[Entries contained in a dataset]
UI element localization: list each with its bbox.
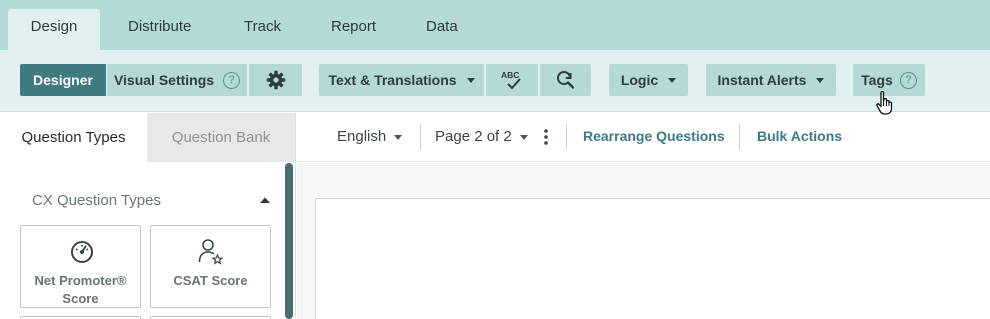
question-block[interactable] xyxy=(315,198,990,319)
search-replace-button[interactable] xyxy=(539,64,591,96)
spellcheck-icon: ABC xyxy=(501,70,521,90)
section-title: CX Question Types xyxy=(32,192,161,209)
settings-button[interactable] xyxy=(248,64,302,96)
top-navigation-bar: Design Distribute Track Report Data xyxy=(0,0,990,50)
chevron-down-icon xyxy=(394,134,403,140)
question-type-csat[interactable]: CSAT Score xyxy=(150,225,271,308)
instant-alerts-button[interactable]: Instant Alerts xyxy=(706,64,836,96)
person-star-icon xyxy=(198,239,224,265)
tab-question-bank[interactable]: Question Bank xyxy=(147,113,295,162)
language-label: English xyxy=(337,128,387,145)
chevron-down-icon xyxy=(466,77,475,83)
bulk-actions-link[interactable]: Bulk Actions xyxy=(757,113,842,162)
page-label: Page 2 of 2 xyxy=(435,128,512,145)
search-refresh-icon xyxy=(556,71,574,89)
tab-question-types[interactable]: Question Types xyxy=(0,113,147,162)
question-type-net-promoter[interactable]: Net Promoter® Score xyxy=(20,225,141,308)
visual-settings-label: Visual Settings xyxy=(113,72,215,88)
logic-label: Logic xyxy=(620,72,659,88)
collapse-section-icon[interactable] xyxy=(259,196,271,204)
divider xyxy=(739,124,740,150)
svg-text:ABC: ABC xyxy=(501,70,519,80)
tab-data[interactable]: Data xyxy=(406,9,478,50)
help-icon: ? xyxy=(899,71,917,89)
panel-scrollbar[interactable] xyxy=(285,163,293,319)
chevron-down-icon xyxy=(816,77,825,83)
hand-pointer-icon xyxy=(876,90,893,115)
tab-track[interactable]: Track xyxy=(224,9,301,50)
tab-design[interactable]: Design xyxy=(8,9,100,50)
logic-button[interactable]: Logic xyxy=(609,64,688,96)
gear-icon xyxy=(266,70,285,90)
card-label: CSAT Score xyxy=(173,273,248,288)
visual-settings-button[interactable]: Visual Settings ? xyxy=(106,64,247,96)
tags-label: Tags xyxy=(861,72,893,88)
language-dropdown[interactable]: English xyxy=(337,113,403,162)
page-options-button[interactable] xyxy=(544,113,556,162)
speedometer-icon xyxy=(71,241,93,263)
help-icon: ? xyxy=(223,71,241,89)
divider xyxy=(420,124,421,150)
survey-toolbar: English Page 2 of 2 Rearrange Questions … xyxy=(297,113,990,162)
chevron-down-icon xyxy=(668,77,677,83)
page-dropdown[interactable]: Page 2 of 2 xyxy=(435,113,528,162)
card-label: Net Promoter® Score xyxy=(34,273,127,306)
tab-distribute[interactable]: Distribute xyxy=(108,9,211,50)
design-toolbar: Designer Visual Settings ? Text & Transl… xyxy=(0,50,990,112)
text-translations-label: Text & Translations xyxy=(328,72,457,88)
designer-label: Designer xyxy=(33,72,93,88)
spellcheck-button[interactable]: ABC xyxy=(485,64,538,96)
chevron-down-icon xyxy=(519,134,528,140)
instant-alerts-label: Instant Alerts xyxy=(717,72,807,88)
rearrange-questions-link[interactable]: Rearrange Questions xyxy=(583,113,725,162)
kebab-menu-icon xyxy=(544,129,548,145)
tab-report[interactable]: Report xyxy=(311,9,396,50)
divider xyxy=(566,124,567,150)
designer-button[interactable]: Designer xyxy=(20,64,106,96)
text-translations-button[interactable]: Text & Translations xyxy=(319,64,484,96)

■ Your instructions
Rewrite all the entries with "speedometer-icon" replaced by "gauge-icon" and every other line kept unchanged, omitting the pictures.

■ Response
UI element localization: list each with its bbox.
question-block[interactable] xyxy=(315,198,990,319)
search-replace-button[interactable] xyxy=(539,64,591,96)
spellcheck-icon: ABC xyxy=(501,70,521,90)
section-title: CX Question Types xyxy=(32,192,161,209)
settings-button[interactable] xyxy=(248,64,302,96)
top-navigation-bar: Design Distribute Track Report Data xyxy=(0,0,990,50)
chevron-down-icon xyxy=(394,134,403,140)
question-type-csat[interactable]: CSAT Score xyxy=(150,225,271,308)
instant-alerts-button[interactable]: Instant Alerts xyxy=(706,64,836,96)
person-star-icon xyxy=(198,239,224,265)
tab-question-bank[interactable]: Question Bank xyxy=(147,113,295,162)
language-label: English xyxy=(337,128,387,145)
chevron-down-icon xyxy=(466,77,475,83)
bulk-actions-link[interactable]: Bulk Actions xyxy=(757,113,842,162)
page-label: Page 2 of 2 xyxy=(435,128,512,145)
search-refresh-icon xyxy=(556,71,574,89)
tab-question-types[interactable]: Question Types xyxy=(0,113,147,162)
question-type-net-promoter[interactable]: Net Promoter® Score xyxy=(20,225,141,308)
visual-settings-label: Visual Settings xyxy=(113,72,215,88)
logic-label: Logic xyxy=(620,72,659,88)
collapse-section-icon[interactable] xyxy=(259,196,271,204)
divider xyxy=(739,124,740,150)
svg-text:ABC: ABC xyxy=(501,70,519,80)
tab-data[interactable]: Data xyxy=(406,9,478,50)
help-icon: ? xyxy=(899,71,917,89)
panel-scrollbar[interactable] xyxy=(285,163,293,319)
chevron-down-icon xyxy=(816,77,825,83)
hand-pointer-icon xyxy=(876,90,893,115)
tab-track[interactable]: Track xyxy=(224,9,301,50)
tab-design[interactable]: Design xyxy=(8,9,100,50)
logic-button[interactable]: Logic xyxy=(609,64,688,96)
gear-icon xyxy=(266,70,285,90)
card-label: CSAT Score xyxy=(173,273,248,288)
visual-settings-button[interactable]: Visual Settings ? xyxy=(106,64,247,96)
tags-label: Tags xyxy=(861,72,893,88)
language-dropdown[interactable]: English xyxy=(337,113,403,162)
page-options-button[interactable] xyxy=(544,113,556,162)
gauge-icon xyxy=(71,241,93,263)
help-icon: ? xyxy=(223,71,241,89)
divider xyxy=(420,124,421,150)
survey-toolbar: English Page 2 of 2 Rearrange Questions … xyxy=(297,113,990,162)
chevron-down-icon xyxy=(668,77,677,83)
page-dropdown[interactable]: Page 2 of 2 xyxy=(435,113,528,162)
card-label: Net Promoter® Score xyxy=(34,273,127,306)
tab-distribute[interactable]: Distribute xyxy=(108,9,211,50)
design-toolbar: Designer Visual Settings ? Text & Transl… xyxy=(0,50,990,112)
text-translations-label: Text & Translations xyxy=(328,72,457,88)
designer-label: Designer xyxy=(33,72,93,88)
spellcheck-button[interactable]: ABC xyxy=(485,64,538,96)
chevron-down-icon xyxy=(519,134,528,140)
instant-alerts-label: Instant Alerts xyxy=(717,72,807,88)
rearrange-questions-link[interactable]: Rearrange Questions xyxy=(583,113,725,162)
kebab-menu-icon xyxy=(544,129,548,145)
tab-report[interactable]: Report xyxy=(311,9,396,50)
divider xyxy=(566,124,567,150)
designer-button[interactable]: Designer xyxy=(20,64,106,96)
text-translations-button[interactable]: Text & Translations xyxy=(319,64,484,96)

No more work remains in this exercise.